- Listing
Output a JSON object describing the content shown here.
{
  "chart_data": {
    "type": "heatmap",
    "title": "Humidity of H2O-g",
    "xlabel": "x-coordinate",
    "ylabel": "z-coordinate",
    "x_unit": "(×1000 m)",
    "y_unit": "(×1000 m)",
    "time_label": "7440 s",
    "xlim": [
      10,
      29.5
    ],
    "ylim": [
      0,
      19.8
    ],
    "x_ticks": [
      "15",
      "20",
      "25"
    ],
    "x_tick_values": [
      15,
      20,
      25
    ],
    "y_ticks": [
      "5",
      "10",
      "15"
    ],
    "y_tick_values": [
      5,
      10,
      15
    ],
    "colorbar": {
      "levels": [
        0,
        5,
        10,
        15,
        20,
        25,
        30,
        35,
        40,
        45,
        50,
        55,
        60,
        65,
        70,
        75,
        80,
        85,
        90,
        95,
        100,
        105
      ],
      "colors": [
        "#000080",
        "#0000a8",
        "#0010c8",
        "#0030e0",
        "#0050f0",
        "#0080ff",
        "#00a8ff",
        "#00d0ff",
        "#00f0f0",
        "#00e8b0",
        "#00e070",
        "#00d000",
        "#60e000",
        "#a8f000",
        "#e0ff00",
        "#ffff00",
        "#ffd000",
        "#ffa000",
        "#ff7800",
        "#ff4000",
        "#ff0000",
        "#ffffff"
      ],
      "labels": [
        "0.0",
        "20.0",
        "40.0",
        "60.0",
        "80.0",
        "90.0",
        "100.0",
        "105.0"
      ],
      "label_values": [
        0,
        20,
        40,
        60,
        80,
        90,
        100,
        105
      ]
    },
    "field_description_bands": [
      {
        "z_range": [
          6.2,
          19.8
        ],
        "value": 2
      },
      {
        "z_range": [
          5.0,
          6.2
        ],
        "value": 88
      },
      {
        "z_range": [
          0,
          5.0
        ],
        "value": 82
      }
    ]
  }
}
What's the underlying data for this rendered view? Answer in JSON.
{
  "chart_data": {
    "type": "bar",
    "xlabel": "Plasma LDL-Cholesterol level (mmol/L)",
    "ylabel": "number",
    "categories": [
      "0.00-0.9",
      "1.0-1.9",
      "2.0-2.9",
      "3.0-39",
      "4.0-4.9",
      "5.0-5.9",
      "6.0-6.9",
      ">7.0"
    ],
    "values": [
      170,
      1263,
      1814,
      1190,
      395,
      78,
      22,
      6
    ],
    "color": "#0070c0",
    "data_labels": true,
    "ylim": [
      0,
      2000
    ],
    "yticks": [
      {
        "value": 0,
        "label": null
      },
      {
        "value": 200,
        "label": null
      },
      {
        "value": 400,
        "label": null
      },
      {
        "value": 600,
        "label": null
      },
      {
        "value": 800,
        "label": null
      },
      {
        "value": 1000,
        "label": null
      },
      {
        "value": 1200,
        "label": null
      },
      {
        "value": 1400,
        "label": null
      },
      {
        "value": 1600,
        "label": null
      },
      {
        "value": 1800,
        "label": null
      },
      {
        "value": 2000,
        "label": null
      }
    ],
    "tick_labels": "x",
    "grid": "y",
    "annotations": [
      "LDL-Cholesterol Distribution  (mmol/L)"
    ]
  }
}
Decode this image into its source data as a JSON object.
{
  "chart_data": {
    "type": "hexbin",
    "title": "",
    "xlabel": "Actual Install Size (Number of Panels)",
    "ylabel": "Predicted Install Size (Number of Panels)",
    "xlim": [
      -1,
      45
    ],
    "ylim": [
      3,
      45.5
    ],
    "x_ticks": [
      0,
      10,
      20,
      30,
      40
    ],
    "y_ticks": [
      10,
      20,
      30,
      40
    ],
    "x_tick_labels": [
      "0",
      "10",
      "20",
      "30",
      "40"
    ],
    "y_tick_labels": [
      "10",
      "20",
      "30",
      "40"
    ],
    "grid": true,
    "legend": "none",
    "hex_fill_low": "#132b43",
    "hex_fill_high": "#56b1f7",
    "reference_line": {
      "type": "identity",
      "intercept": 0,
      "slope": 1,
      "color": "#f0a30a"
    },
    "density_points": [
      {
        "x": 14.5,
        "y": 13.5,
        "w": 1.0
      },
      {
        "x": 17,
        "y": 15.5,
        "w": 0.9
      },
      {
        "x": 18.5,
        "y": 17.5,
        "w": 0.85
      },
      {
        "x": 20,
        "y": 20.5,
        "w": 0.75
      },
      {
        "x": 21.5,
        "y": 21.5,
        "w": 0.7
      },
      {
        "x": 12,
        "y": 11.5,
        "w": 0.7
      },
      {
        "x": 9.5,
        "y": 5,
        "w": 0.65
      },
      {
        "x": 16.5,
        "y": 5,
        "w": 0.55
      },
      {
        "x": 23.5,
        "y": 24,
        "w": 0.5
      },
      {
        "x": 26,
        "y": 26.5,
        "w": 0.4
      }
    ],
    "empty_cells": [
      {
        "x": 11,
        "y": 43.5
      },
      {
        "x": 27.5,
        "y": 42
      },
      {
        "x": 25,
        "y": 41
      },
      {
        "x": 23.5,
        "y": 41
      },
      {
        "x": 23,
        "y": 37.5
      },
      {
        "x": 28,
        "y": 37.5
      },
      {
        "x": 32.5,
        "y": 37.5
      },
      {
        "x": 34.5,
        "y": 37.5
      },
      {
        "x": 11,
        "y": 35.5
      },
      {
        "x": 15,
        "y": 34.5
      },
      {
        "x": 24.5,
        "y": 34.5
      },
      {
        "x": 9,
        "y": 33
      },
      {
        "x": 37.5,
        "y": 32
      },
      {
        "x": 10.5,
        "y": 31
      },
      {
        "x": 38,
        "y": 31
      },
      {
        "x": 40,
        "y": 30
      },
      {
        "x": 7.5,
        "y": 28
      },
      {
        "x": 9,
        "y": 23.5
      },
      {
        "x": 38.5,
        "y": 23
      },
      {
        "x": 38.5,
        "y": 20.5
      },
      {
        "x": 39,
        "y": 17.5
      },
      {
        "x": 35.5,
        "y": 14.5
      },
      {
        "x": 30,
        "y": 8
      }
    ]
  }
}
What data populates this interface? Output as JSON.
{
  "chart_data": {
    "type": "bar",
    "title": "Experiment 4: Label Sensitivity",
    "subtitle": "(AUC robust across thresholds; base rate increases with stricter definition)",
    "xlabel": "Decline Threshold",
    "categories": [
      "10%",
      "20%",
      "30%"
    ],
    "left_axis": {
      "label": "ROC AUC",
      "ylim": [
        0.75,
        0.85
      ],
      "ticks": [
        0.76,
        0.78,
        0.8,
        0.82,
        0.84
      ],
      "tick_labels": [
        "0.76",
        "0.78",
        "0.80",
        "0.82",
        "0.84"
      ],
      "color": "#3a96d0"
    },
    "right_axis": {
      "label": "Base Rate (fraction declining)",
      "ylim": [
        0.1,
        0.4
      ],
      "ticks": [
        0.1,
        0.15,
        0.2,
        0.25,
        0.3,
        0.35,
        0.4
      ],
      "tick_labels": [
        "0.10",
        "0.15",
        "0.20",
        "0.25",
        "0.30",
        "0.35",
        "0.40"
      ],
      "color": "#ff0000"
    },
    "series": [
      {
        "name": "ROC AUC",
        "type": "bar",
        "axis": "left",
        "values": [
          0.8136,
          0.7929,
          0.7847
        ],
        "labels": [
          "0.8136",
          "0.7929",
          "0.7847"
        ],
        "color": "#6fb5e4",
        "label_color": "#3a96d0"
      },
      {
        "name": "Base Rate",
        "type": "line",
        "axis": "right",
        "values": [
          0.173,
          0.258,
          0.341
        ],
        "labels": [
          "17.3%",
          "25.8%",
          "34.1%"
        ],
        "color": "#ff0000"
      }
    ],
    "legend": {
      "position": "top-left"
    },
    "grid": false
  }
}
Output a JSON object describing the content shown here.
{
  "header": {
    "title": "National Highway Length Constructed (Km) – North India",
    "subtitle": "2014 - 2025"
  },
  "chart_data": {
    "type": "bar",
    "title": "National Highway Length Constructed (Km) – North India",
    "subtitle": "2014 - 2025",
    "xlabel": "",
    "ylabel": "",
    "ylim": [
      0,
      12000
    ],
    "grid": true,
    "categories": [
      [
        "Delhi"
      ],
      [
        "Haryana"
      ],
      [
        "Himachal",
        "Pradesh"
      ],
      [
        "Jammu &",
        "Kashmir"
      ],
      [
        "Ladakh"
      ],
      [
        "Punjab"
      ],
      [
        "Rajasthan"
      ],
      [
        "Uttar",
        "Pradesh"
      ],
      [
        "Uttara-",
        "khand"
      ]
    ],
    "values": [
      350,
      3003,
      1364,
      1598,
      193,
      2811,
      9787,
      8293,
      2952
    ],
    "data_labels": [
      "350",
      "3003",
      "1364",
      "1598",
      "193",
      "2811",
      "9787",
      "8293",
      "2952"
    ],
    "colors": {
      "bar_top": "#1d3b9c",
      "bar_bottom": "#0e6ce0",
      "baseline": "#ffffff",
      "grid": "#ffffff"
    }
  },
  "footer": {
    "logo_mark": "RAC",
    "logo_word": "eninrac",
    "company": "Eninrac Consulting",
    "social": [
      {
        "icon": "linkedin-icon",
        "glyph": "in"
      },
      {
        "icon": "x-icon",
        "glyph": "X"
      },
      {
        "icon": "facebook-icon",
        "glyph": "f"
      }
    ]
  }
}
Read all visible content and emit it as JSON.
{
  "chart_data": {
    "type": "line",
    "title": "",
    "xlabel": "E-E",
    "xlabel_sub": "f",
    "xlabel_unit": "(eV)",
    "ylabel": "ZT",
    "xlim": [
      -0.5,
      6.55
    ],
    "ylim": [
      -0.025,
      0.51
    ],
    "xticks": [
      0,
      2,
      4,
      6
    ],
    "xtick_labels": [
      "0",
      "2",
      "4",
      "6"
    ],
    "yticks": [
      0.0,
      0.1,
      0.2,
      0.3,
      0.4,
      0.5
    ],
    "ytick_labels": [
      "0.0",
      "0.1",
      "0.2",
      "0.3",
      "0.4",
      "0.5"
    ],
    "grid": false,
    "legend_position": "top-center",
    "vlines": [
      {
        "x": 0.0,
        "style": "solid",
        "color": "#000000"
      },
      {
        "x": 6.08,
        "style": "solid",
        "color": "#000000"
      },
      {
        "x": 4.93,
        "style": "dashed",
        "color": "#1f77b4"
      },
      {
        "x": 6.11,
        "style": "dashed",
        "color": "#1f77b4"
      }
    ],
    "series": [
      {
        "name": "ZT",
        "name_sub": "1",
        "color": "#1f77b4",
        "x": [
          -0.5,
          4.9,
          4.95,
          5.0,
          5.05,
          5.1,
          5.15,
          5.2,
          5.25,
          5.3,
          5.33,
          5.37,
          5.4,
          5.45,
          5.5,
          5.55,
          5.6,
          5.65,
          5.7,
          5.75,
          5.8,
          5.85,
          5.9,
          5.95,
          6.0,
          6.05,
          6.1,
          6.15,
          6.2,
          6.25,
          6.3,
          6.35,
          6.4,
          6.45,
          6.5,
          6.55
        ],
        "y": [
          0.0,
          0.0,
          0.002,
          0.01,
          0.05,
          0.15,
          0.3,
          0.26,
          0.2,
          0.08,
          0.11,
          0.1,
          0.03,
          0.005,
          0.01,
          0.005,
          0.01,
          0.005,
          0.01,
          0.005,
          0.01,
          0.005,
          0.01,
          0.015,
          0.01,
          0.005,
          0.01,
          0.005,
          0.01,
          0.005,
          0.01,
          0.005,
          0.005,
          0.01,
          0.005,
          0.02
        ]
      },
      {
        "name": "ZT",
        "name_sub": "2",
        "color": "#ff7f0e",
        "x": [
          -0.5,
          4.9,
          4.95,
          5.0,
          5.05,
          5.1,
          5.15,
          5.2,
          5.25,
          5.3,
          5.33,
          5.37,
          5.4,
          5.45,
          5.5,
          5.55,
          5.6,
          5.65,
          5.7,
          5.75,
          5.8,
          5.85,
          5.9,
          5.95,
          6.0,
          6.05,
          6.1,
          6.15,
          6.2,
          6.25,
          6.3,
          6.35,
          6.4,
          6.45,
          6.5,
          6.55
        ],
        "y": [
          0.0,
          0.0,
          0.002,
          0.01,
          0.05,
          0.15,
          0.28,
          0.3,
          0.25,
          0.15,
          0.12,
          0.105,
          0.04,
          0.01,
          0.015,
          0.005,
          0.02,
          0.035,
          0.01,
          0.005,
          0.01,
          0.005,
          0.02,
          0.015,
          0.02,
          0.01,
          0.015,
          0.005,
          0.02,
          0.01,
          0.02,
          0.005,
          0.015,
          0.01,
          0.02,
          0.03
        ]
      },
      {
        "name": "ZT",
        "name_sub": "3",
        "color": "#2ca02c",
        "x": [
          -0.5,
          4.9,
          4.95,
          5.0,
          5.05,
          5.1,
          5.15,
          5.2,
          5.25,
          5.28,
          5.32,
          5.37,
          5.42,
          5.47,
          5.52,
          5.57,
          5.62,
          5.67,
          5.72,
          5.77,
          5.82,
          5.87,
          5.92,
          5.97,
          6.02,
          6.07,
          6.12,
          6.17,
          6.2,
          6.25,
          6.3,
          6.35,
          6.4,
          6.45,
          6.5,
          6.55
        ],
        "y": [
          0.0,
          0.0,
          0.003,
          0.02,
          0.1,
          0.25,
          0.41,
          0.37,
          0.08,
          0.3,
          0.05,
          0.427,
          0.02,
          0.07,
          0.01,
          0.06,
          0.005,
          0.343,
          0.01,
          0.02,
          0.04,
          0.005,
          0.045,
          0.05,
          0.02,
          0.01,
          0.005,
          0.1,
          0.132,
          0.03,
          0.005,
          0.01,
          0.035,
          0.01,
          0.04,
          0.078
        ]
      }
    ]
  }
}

- Exercise prompt
In the entries above, identify each line that includes the string "Size", then copy it.

- Exercise solution
    "xlabel": "Actual Install Size (Number of Panels)",
    "ylabel": "Predicted Install Size (Number of Panels)",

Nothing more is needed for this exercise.